# INFORMATION PROVIDED:
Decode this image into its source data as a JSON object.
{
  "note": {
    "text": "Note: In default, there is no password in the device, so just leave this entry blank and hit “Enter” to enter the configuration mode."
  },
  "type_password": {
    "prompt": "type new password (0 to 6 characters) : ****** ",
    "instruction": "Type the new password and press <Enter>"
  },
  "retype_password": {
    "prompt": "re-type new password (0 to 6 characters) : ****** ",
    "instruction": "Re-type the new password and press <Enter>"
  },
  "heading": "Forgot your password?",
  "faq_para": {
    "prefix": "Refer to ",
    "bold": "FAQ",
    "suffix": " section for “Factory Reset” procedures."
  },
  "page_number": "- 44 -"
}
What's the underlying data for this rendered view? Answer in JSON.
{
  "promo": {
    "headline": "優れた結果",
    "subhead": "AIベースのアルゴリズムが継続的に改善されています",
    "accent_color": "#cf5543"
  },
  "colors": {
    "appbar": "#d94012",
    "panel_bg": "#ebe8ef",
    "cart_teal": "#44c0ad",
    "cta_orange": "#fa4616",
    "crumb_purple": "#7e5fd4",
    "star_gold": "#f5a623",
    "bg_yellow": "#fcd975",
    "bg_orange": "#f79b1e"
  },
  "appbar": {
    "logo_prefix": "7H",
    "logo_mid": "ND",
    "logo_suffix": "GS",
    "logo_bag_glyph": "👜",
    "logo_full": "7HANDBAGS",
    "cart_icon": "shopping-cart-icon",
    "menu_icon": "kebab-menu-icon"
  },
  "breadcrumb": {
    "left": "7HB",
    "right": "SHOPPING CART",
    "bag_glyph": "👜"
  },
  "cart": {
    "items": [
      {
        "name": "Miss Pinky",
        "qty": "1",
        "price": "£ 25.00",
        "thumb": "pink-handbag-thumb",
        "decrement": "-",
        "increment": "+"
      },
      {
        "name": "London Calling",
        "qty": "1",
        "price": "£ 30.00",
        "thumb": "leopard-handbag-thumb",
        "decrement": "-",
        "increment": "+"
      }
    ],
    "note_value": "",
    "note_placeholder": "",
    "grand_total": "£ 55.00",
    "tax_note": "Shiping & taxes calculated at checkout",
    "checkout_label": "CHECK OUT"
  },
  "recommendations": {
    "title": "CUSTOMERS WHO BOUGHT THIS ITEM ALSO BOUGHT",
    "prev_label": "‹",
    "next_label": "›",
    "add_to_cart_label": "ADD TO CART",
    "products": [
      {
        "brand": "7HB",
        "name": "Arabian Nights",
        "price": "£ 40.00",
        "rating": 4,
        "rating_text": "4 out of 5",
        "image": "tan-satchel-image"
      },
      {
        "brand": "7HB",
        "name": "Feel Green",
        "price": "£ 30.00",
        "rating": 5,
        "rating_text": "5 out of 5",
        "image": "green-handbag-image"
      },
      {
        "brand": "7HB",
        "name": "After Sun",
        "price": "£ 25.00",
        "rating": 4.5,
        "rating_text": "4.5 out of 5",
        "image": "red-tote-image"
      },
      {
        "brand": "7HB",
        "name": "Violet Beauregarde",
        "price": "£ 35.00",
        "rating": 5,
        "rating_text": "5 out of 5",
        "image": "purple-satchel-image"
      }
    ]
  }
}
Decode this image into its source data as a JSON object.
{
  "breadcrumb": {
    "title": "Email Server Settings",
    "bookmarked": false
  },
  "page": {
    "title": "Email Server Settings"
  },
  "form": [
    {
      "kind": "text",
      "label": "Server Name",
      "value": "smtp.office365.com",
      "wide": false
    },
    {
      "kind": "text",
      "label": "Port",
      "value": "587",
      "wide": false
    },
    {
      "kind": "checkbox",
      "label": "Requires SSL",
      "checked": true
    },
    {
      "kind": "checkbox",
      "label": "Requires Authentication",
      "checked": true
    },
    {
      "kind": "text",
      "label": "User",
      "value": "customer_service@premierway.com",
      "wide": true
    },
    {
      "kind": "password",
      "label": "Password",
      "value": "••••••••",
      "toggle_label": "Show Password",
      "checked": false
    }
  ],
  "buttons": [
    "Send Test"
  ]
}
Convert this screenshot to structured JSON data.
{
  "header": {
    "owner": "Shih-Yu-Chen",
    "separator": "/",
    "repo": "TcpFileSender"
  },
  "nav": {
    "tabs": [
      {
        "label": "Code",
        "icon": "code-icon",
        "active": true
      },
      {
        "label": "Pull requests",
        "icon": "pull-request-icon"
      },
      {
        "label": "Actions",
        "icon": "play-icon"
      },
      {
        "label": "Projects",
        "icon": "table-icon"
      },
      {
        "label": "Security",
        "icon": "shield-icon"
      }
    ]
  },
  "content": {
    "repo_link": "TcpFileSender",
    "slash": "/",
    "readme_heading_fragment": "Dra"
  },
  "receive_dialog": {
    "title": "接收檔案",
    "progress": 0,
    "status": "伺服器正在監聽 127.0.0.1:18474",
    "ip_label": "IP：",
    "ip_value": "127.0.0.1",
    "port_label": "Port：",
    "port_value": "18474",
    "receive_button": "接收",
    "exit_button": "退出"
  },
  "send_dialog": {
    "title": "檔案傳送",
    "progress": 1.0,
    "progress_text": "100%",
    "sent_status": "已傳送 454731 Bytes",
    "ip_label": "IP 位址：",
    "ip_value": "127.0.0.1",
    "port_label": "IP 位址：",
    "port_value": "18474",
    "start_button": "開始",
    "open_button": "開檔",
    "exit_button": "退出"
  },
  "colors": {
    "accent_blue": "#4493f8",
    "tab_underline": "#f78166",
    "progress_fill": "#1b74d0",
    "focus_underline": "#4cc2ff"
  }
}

# WHAT YOU WILL DO:
Check each line in the listing above for the string "Server", then report how many lines contain it, with no other text.

# OUTPUT OF THE EXERCISE:
3